◆ SHORT PROBLEM ◆
Count the lines in the listing that contain the string "politische", treating uppercase and lowercase as different. Reply with the number alone.

Layout annotation data:

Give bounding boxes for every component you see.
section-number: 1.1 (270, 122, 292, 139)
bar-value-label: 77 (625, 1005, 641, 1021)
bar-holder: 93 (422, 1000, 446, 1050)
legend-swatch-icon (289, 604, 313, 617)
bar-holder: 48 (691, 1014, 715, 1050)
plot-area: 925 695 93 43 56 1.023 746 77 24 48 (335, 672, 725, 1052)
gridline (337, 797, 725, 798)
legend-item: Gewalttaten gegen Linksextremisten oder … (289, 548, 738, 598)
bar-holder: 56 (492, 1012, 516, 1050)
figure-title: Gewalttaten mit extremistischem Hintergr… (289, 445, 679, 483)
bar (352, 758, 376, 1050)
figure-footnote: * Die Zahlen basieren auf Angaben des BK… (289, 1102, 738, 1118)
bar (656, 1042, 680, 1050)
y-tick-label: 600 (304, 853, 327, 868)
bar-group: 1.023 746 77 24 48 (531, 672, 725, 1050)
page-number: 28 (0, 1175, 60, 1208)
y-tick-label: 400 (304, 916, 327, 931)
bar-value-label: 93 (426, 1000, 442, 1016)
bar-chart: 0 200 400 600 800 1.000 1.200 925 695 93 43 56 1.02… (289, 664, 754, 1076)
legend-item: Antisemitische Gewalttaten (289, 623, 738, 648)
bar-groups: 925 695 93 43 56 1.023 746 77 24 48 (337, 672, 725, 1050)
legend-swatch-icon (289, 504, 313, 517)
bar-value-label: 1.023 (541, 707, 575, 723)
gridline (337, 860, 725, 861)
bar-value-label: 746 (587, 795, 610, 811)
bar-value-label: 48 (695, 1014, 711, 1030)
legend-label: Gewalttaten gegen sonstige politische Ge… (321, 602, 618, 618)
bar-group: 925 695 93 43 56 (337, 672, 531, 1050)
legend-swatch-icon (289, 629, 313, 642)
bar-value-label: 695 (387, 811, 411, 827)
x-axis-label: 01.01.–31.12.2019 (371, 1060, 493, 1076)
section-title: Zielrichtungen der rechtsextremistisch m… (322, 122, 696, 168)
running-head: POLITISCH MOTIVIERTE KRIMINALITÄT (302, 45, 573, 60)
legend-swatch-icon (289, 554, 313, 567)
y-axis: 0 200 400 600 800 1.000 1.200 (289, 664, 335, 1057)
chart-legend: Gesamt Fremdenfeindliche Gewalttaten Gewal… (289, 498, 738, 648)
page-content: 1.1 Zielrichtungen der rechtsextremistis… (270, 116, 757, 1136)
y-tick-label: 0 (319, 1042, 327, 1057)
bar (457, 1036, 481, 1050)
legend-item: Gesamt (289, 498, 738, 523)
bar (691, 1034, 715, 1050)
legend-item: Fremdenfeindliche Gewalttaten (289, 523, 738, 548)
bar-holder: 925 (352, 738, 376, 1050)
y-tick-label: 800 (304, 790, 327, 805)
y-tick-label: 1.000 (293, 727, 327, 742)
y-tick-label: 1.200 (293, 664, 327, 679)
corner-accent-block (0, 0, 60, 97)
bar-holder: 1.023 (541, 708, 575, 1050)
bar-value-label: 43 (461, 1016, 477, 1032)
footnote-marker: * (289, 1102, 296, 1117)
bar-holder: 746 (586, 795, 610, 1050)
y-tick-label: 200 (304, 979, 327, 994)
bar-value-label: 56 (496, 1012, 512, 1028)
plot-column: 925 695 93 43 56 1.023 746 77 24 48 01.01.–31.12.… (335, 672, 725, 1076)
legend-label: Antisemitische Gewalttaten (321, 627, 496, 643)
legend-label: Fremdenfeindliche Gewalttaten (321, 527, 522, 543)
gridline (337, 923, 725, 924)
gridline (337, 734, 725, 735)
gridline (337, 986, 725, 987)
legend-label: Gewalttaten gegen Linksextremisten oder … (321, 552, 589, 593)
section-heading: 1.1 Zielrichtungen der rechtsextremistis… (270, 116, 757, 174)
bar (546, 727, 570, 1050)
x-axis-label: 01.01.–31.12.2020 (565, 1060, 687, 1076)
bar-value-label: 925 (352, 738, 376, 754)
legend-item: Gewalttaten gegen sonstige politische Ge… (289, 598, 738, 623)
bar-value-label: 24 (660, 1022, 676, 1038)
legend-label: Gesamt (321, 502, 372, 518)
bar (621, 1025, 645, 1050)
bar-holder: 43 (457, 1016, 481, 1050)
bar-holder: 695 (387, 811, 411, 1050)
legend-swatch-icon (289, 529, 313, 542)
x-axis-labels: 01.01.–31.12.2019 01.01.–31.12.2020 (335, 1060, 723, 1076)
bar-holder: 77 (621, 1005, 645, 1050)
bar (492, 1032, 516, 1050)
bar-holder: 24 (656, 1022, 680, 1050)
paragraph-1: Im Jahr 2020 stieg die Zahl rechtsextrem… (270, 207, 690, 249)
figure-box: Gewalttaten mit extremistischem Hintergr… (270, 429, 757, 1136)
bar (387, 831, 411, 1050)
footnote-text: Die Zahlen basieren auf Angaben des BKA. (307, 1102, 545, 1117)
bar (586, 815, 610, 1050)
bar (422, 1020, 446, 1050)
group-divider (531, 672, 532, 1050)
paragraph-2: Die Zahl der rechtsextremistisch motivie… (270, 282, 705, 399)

◆ TASK SOLUTION ◆
2